Reading text —
Begin
Economic growth in Central and Eastern Europe will culminate this year but remain healthy in 2007-2008. The exception is Hungary, which is entering a slowdown. Global deceleration will have a modest impact. The uncertain political situation in Central Europe will continue, but this does not threaten the region's favourable growth, according to SEB's new issue of Eastern European Outlook, which is being published today.
"In the space of only six months, after parliamentary elections in several countries a new political landscape has emerged in Central Europe. This is now resulting in a more expansive fiscal regime in Poland, the Czech Republic and Slovakia, which will provide short-term support to growth. Meanwhile this will make it increasingly difficult to come to grips with large government budget deficits. There are risks that economic instability will increase and that necessary structural reforms will be postponed," says Mikael Johansson of SEB Economic Research, Chief Editor of Eastern European Outlook.
One consequence of the new political situation is that euro zone membership is no longer as high a priority in Central Europe. SEB Economic Research expects Slovakia and the Czech Republic to join in 2011, Poland and Hungary even later. In the Baltic countries, high inflation remains an obstacle to euro zone accession. Delays imply that the Baltics will join in 2010 at the earliest.
End
Exercise objective —
Decide whether each statement agrees with the economic outlook text above, giving yes or no and quoting the deciding words: (a) Hungary is entering an economic slowdown; (b) the Baltic countries could join the euro zone as early as 2009; (c) the more expansive fiscal regime will make large government budget deficits easier to deal with.

Data shown —
Begin
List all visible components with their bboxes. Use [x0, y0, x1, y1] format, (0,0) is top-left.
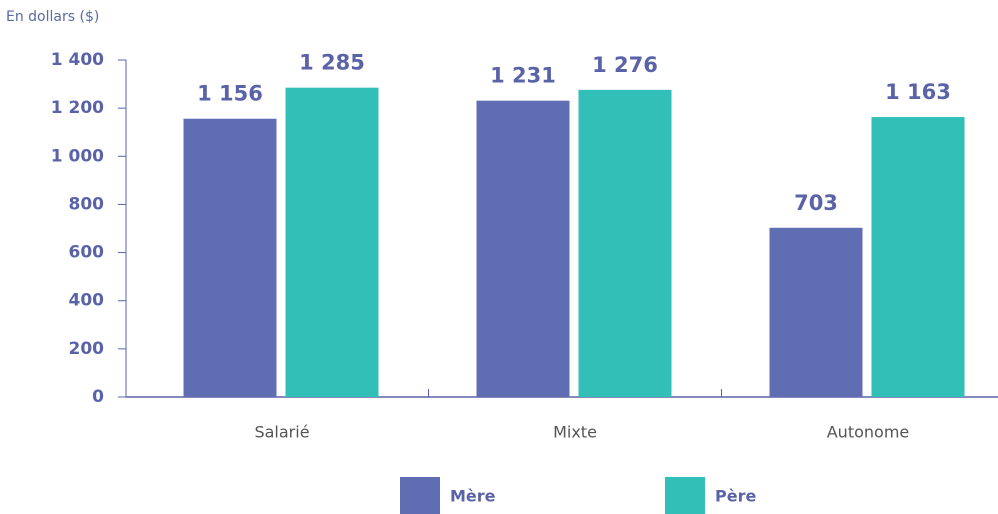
End
Solution to this exercise —
(a) Yes: "The exception is Hungary, which is entering a slowdown."
(b) No: "Delays imply that the Baltics will join in 2010 at the earliest."
(c) No: "Meanwhile this will make it increasingly difficult to come to grips with large government budget deficits."